__Task requirements__
Count the lines below that contain "Outputs". Give only the number.
* * *
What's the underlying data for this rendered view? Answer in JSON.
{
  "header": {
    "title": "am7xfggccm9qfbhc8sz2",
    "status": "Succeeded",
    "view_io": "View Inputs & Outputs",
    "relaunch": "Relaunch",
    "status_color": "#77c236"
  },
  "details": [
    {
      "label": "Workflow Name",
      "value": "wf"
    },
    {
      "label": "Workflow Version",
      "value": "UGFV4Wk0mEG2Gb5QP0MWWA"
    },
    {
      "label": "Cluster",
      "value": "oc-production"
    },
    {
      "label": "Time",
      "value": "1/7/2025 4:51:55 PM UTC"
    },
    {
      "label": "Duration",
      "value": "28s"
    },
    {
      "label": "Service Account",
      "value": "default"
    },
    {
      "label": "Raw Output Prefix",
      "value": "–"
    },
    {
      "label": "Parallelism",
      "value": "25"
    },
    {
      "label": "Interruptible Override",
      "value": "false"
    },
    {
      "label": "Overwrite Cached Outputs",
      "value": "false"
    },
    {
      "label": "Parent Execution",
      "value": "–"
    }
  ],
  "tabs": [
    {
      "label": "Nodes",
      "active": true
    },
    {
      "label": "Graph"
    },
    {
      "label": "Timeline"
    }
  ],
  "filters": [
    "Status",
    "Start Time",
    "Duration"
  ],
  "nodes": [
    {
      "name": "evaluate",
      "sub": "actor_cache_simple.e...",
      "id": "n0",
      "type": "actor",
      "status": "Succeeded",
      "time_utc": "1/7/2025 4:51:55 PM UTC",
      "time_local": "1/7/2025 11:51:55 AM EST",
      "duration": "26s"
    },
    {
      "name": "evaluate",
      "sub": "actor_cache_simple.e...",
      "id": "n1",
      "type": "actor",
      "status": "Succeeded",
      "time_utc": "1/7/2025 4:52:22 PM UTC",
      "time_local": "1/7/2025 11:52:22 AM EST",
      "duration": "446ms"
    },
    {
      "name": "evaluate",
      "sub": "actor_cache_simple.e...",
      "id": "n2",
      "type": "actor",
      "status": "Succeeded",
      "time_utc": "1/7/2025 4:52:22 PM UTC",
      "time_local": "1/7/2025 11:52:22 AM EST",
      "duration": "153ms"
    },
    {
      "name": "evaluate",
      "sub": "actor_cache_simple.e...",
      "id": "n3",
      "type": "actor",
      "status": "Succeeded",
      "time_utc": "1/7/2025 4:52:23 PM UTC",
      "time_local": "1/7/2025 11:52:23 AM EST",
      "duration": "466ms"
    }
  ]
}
* * *
__Task response__
2